__What is required__
Using the data below, determine the number of lines that include the string "title". Write only that number.

--- --- ---

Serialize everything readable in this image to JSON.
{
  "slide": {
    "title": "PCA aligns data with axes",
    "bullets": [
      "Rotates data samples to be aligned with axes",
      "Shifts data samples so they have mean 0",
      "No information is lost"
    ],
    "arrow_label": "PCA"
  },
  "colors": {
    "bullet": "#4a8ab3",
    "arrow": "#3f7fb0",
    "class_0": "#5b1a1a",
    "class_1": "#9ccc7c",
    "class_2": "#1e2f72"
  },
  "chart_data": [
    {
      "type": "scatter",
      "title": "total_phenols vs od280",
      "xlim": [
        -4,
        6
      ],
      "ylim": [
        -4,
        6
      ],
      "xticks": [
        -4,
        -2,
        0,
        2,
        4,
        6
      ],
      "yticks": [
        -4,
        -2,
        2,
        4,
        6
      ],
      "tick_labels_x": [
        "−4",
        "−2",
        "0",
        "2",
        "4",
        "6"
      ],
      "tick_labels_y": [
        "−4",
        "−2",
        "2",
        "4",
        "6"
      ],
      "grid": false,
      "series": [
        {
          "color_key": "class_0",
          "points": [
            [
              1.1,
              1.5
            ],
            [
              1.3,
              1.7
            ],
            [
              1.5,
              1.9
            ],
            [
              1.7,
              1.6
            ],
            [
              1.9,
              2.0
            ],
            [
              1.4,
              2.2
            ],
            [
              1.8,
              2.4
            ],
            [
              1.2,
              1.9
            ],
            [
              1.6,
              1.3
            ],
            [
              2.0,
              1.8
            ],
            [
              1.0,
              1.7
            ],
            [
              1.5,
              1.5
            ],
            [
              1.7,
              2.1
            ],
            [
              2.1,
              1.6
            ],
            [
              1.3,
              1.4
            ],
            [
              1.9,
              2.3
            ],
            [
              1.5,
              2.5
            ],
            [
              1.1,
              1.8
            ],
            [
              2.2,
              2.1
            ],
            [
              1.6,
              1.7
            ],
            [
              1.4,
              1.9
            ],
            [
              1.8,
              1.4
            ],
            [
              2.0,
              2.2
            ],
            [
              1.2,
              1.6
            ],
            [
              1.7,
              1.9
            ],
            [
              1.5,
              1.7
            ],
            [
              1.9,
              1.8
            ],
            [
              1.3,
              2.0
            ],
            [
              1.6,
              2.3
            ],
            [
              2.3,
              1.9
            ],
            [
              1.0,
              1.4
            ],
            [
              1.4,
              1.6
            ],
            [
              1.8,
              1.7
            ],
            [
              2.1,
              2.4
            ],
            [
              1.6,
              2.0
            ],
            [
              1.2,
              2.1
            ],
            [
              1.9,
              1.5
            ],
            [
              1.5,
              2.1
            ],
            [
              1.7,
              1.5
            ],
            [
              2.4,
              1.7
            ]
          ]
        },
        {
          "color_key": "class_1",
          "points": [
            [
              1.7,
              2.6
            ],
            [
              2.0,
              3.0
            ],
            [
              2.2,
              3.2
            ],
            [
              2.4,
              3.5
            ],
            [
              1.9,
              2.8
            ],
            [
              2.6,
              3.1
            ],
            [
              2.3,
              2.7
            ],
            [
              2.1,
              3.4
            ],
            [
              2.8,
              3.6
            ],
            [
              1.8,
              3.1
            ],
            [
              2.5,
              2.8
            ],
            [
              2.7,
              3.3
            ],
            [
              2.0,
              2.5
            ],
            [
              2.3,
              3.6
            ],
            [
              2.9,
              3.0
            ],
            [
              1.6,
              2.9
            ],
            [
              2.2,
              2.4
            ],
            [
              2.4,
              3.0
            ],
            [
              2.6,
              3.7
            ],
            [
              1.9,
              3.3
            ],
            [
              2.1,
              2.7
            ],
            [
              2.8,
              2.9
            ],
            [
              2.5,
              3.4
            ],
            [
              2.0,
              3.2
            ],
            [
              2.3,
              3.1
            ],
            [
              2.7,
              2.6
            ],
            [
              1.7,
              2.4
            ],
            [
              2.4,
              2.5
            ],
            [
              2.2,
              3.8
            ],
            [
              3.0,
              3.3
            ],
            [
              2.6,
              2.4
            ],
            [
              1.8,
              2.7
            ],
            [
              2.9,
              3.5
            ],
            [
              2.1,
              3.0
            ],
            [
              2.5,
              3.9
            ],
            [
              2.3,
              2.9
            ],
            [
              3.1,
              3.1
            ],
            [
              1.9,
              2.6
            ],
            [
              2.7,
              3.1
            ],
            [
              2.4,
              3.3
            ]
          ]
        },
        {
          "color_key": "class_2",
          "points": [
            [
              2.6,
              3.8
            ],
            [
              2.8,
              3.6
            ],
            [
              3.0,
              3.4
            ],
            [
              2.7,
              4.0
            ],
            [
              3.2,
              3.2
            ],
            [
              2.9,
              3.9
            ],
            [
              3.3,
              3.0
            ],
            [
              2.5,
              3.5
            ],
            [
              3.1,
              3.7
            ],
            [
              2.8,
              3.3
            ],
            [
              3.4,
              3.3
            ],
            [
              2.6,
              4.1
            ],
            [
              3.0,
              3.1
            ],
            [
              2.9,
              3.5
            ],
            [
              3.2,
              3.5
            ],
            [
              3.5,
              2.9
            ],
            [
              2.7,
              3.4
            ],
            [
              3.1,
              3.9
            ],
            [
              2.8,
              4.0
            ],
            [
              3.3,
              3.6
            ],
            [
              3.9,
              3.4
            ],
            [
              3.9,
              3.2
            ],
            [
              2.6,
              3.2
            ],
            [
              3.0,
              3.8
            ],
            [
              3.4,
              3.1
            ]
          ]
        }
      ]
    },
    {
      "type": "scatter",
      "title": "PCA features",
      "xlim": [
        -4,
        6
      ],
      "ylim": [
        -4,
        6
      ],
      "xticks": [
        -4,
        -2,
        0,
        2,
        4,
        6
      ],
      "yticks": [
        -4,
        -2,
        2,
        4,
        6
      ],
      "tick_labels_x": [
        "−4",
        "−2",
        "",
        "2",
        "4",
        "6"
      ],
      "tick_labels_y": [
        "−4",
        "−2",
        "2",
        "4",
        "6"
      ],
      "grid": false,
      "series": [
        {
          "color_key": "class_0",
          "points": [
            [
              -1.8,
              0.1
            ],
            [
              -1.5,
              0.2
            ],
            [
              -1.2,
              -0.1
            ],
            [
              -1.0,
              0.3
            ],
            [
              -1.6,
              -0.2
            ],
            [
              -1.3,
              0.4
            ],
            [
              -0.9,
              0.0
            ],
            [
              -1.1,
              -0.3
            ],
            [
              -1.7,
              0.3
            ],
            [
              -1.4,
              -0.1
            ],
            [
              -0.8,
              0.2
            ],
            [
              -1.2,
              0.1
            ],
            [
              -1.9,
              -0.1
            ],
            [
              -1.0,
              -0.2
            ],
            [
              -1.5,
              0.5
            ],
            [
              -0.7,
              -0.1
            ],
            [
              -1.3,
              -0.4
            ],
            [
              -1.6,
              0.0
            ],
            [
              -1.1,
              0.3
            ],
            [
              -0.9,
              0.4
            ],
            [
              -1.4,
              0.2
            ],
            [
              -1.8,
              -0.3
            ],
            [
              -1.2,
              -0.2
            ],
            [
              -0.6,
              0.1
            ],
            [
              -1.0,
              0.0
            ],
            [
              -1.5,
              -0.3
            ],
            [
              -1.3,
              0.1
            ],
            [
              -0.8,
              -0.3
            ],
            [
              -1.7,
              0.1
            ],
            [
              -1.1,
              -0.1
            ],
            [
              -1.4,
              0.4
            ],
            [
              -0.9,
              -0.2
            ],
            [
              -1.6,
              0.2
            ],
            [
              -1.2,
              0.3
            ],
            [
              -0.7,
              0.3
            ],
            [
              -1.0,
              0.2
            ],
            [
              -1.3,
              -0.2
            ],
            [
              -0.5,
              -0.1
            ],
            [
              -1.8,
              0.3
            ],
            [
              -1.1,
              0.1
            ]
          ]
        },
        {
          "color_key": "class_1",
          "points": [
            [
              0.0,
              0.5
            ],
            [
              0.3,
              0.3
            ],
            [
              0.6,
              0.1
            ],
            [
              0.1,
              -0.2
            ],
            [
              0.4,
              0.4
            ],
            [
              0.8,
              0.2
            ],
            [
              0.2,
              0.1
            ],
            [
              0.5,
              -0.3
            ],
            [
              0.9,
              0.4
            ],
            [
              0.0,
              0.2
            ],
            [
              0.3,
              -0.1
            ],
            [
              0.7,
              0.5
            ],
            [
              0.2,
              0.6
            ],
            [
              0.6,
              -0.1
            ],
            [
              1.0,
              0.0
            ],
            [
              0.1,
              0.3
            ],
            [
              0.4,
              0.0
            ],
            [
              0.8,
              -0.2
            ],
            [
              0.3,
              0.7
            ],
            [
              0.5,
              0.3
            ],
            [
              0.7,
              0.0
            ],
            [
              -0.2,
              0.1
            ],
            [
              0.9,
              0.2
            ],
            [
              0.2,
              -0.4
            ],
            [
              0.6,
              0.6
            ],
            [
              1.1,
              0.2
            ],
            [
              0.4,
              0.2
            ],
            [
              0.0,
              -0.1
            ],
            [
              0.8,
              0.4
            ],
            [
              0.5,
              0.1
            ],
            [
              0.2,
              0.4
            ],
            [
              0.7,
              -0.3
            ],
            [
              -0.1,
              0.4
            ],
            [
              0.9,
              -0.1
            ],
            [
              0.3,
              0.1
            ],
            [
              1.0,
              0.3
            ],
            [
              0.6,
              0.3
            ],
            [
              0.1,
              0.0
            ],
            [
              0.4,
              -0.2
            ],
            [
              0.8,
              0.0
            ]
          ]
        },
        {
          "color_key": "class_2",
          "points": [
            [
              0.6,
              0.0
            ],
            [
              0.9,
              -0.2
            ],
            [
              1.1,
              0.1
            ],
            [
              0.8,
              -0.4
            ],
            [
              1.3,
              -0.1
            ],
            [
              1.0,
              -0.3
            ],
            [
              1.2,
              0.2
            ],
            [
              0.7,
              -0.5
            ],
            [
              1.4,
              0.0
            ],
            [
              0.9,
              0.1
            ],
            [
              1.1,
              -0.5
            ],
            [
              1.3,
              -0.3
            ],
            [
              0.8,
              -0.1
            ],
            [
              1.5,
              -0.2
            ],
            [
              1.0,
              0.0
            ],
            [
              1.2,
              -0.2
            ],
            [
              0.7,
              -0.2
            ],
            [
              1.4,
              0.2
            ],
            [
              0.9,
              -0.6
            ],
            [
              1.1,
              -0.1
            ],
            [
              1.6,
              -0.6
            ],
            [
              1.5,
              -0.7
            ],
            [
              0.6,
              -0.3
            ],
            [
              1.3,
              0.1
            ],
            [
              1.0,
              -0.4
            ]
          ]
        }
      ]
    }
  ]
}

--- --- ---

__The answer__
3